Omit every picture and write out the rest of the records exactly.

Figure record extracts
* * *
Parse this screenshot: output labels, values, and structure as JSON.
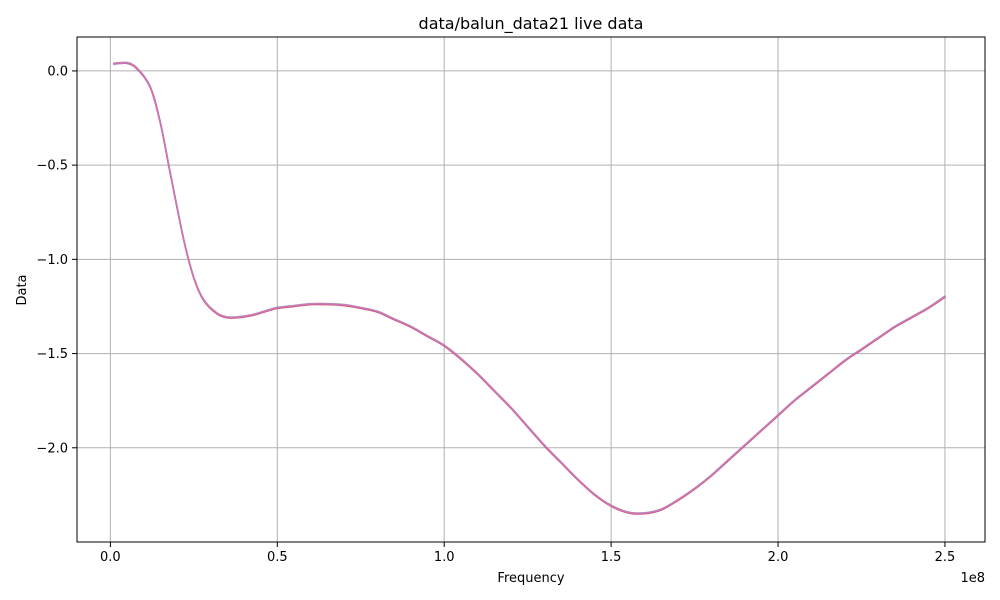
{
  "chart_data": {
    "type": "line",
    "title": "data/balun_data21 live data",
    "xlabel": "Frequency",
    "ylabel": "Data",
    "x_offset_label": "1e8",
    "xlim": [
      -10000000,
      262000000
    ],
    "ylim": [
      -2.5,
      0.18
    ],
    "grid": true,
    "x_ticks": [
      0,
      50000000,
      100000000,
      150000000,
      200000000,
      250000000
    ],
    "x_tick_labels": [
      "0.0",
      "0.5",
      "1.0",
      "1.5",
      "2.0",
      "2.5"
    ],
    "y_ticks": [
      0.0,
      -0.5,
      -1.0,
      -1.5,
      -2.0
    ],
    "y_tick_labels": [
      "0.0",
      "−0.5",
      "−1.0",
      "−1.5",
      "−2.0"
    ],
    "x": [
      1000000,
      5000000,
      8000000,
      12000000,
      15000000,
      18000000,
      22000000,
      25000000,
      28000000,
      32000000,
      35000000,
      38000000,
      42000000,
      46000000,
      50000000,
      55000000,
      60000000,
      65000000,
      70000000,
      75000000,
      80000000,
      85000000,
      90000000,
      95000000,
      100000000,
      105000000,
      110000000,
      115000000,
      120000000,
      125000000,
      130000000,
      135000000,
      140000000,
      145000000,
      150000000,
      155000000,
      160000000,
      165000000,
      170000000,
      175000000,
      180000000,
      185000000,
      190000000,
      195000000,
      200000000,
      205000000,
      210000000,
      215000000,
      220000000,
      225000000,
      230000000,
      235000000,
      240000000,
      245000000,
      250000000
    ],
    "series": [
      {
        "color": "#d62728",
        "values": [
          0.04,
          0.04,
          0.01,
          -0.09,
          -0.28,
          -0.55,
          -0.9,
          -1.1,
          -1.22,
          -1.29,
          -1.31,
          -1.31,
          -1.3,
          -1.28,
          -1.26,
          -1.25,
          -1.24,
          -1.24,
          -1.245,
          -1.26,
          -1.28,
          -1.32,
          -1.36,
          -1.41,
          -1.46,
          -1.53,
          -1.61,
          -1.7,
          -1.79,
          -1.89,
          -1.99,
          -2.08,
          -2.17,
          -2.25,
          -2.31,
          -2.345,
          -2.35,
          -2.33,
          -2.28,
          -2.22,
          -2.15,
          -2.07,
          -1.99,
          -1.91,
          -1.83,
          -1.75,
          -1.68,
          -1.61,
          -1.54,
          -1.48,
          -1.42,
          -1.36,
          -1.31,
          -1.26,
          -1.2
        ]
      },
      {
        "color": "#7f7f7f",
        "values": [
          0.04,
          0.045,
          0.015,
          -0.085,
          -0.275,
          -0.545,
          -0.895,
          -1.095,
          -1.215,
          -1.285,
          -1.305,
          -1.305,
          -1.295,
          -1.275,
          -1.255,
          -1.245,
          -1.235,
          -1.235,
          -1.24,
          -1.255,
          -1.275,
          -1.315,
          -1.355,
          -1.405,
          -1.455,
          -1.525,
          -1.605,
          -1.695,
          -1.785,
          -1.885,
          -1.985,
          -2.075,
          -2.165,
          -2.245,
          -2.305,
          -2.34,
          -2.345,
          -2.325,
          -2.275,
          -2.215,
          -2.145,
          -2.065,
          -1.985,
          -1.905,
          -1.825,
          -1.745,
          -1.675,
          -1.605,
          -1.535,
          -1.475,
          -1.415,
          -1.355,
          -1.305,
          -1.255,
          -1.195
        ]
      },
      {
        "color": "#8c6db4",
        "values": [
          0.035,
          0.04,
          0.012,
          -0.088,
          -0.278,
          -0.548,
          -0.898,
          -1.098,
          -1.218,
          -1.288,
          -1.308,
          -1.308,
          -1.298,
          -1.278,
          -1.258,
          -1.248,
          -1.238,
          -1.238,
          -1.243,
          -1.258,
          -1.278,
          -1.318,
          -1.358,
          -1.408,
          -1.458,
          -1.528,
          -1.608,
          -1.698,
          -1.788,
          -1.888,
          -1.988,
          -2.078,
          -2.168,
          -2.248,
          -2.308,
          -2.343,
          -2.348,
          -2.328,
          -2.278,
          -2.218,
          -2.148,
          -2.068,
          -1.988,
          -1.908,
          -1.828,
          -1.748,
          -1.678,
          -1.608,
          -1.538,
          -1.478,
          -1.418,
          -1.358,
          -1.308,
          -1.258,
          -1.198
        ]
      },
      {
        "color": "#e377c2",
        "values": [
          0.038,
          0.042,
          0.013,
          -0.087,
          -0.277,
          -0.547,
          -0.897,
          -1.097,
          -1.217,
          -1.287,
          -1.307,
          -1.307,
          -1.297,
          -1.277,
          -1.257,
          -1.247,
          -1.237,
          -1.237,
          -1.242,
          -1.257,
          -1.277,
          -1.317,
          -1.357,
          -1.407,
          -1.457,
          -1.527,
          -1.607,
          -1.697,
          -1.787,
          -1.887,
          -1.987,
          -2.077,
          -2.167,
          -2.247,
          -2.307,
          -2.342,
          -2.347,
          -2.327,
          -2.277,
          -2.217,
          -2.147,
          -2.067,
          -1.987,
          -1.907,
          -1.827,
          -1.747,
          -1.677,
          -1.607,
          -1.537,
          -1.477,
          -1.417,
          -1.357,
          -1.307,
          -1.257,
          -1.197
        ]
      }
    ]
  }
}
* * *
Written response -
Parse this screenshot: output labels, values, and structure as JSON.
{
  "chart_data": {
    "type": "line",
    "title": "data/balun_data21 live data",
    "xlabel": "Frequency",
    "ylabel": "Data",
    "x_offset_label": "1e8",
    "xlim": [
      -10000000,
      262000000
    ],
    "ylim": [
      -2.5,
      0.18
    ],
    "grid": true,
    "x_ticks": [
      0,
      50000000,
      100000000,
      150000000,
      200000000,
      250000000
    ],
    "x_tick_labels": [
      "0.0",
      "0.5",
      "1.0",
      "1.5",
      "2.0",
      "2.5"
    ],
    "y_ticks": [
      0.0,
      -0.5,
      -1.0,
      -1.5,
      -2.0
    ],
    "y_tick_labels": [
      "0.0",
      "−0.5",
      "−1.0",
      "−1.5",
      "−2.0"
    ],
    "x": [
      1000000,
      5000000,
      8000000,
      12000000,
      15000000,
      18000000,
      22000000,
      25000000,
      28000000,
      32000000,
      35000000,
      38000000,
      42000000,
      46000000,
      50000000,
      55000000,
      60000000,
      65000000,
      70000000,
      75000000,
      80000000,
      85000000,
      90000000,
      95000000,
      100000000,
      105000000,
      110000000,
      115000000,
      120000000,
      125000000,
      130000000,
      135000000,
      140000000,
      145000000,
      150000000,
      155000000,
      160000000,
      165000000,
      170000000,
      175000000,
      180000000,
      185000000,
      190000000,
      195000000,
      200000000,
      205000000,
      210000000,
      215000000,
      220000000,
      225000000,
      230000000,
      235000000,
      240000000,
      245000000,
      250000000
    ],
    "series": [
      {
        "color": "#d62728",
        "values": [
          0.04,
          0.04,
          0.01,
          -0.09,
          -0.28,
          -0.55,
          -0.9,
          -1.1,
          -1.22,
          -1.29,
          -1.31,
          -1.31,
          -1.3,
          -1.28,
          -1.26,
          -1.25,
          -1.24,
          -1.24,
          -1.245,
          -1.26,
          -1.28,
          -1.32,
          -1.36,
          -1.41,
          -1.46,
          -1.53,
          -1.61,
          -1.7,
          -1.79,
          -1.89,
          -1.99,
          -2.08,
          -2.17,
          -2.25,
          -2.31,
          -2.345,
          -2.35,
          -2.33,
          -2.28,
          -2.22,
          -2.15,
          -2.07,
          -1.99,
          -1.91,
          -1.83,
          -1.75,
          -1.68,
          -1.61,
          -1.54,
          -1.48,
          -1.42,
          -1.36,
          -1.31,
          -1.26,
          -1.2
        ]
      },
      {
        "color": "#7f7f7f",
        "values": [
          0.04,
          0.045,
          0.015,
          -0.085,
          -0.275,
          -0.545,
          -0.895,
          -1.095,
          -1.215,
          -1.285,
          -1.305,
          -1.305,
          -1.295,
          -1.275,
          -1.255,
          -1.245,
          -1.235,
          -1.235,
          -1.24,
          -1.255,
          -1.275,
          -1.315,
          -1.355,
          -1.405,
          -1.455,
          -1.525,
          -1.605,
          -1.695,
          -1.785,
          -1.885,
          -1.985,
          -2.075,
          -2.165,
          -2.245,
          -2.305,
          -2.34,
          -2.345,
          -2.325,
          -2.275,
          -2.215,
          -2.145,
          -2.065,
          -1.985,
          -1.905,
          -1.825,
          -1.745,
          -1.675,
          -1.605,
          -1.535,
          -1.475,
          -1.415,
          -1.355,
          -1.305,
          -1.255,
          -1.195
        ]
      },
      {
        "color": "#8c6db4",
        "values": [
          0.035,
          0.04,
          0.012,
          -0.088,
          -0.278,
          -0.548,
          -0.898,
          -1.098,
          -1.218,
          -1.288,
          -1.308,
          -1.308,
          -1.298,
          -1.278,
          -1.258,
          -1.248,
          -1.238,
          -1.238,
          -1.243,
          -1.258,
          -1.278,
          -1.318,
          -1.358,
          -1.408,
          -1.458,
          -1.528,
          -1.608,
          -1.698,
          -1.788,
          -1.888,
          -1.988,
          -2.078,
          -2.168,
          -2.248,
          -2.308,
          -2.343,
          -2.348,
          -2.328,
          -2.278,
          -2.218,
          -2.148,
          -2.068,
          -1.988,
          -1.908,
          -1.828,
          -1.748,
          -1.678,
          -1.608,
          -1.538,
          -1.478,
          -1.418,
          -1.358,
          -1.308,
          -1.258,
          -1.198
        ]
      },
      {
        "color": "#e377c2",
        "values": [
          0.038,
          0.042,
          0.013,
          -0.087,
          -0.277,
          -0.547,
          -0.897,
          -1.097,
          -1.217,
          -1.287,
          -1.307,
          -1.307,
          -1.297,
          -1.277,
          -1.257,
          -1.247,
          -1.237,
          -1.237,
          -1.242,
          -1.257,
          -1.277,
          -1.317,
          -1.357,
          -1.407,
          -1.457,
          -1.527,
          -1.607,
          -1.697,
          -1.787,
          -1.887,
          -1.987,
          -2.077,
          -2.167,
          -2.247,
          -2.307,
          -2.342,
          -2.347,
          -2.327,
          -2.277,
          -2.217,
          -2.147,
          -2.067,
          -1.987,
          -1.907,
          -1.827,
          -1.747,
          -1.677,
          -1.607,
          -1.537,
          -1.477,
          -1.417,
          -1.357,
          -1.307,
          -1.257,
          -1.197
        ]
      }
    ]
  }
}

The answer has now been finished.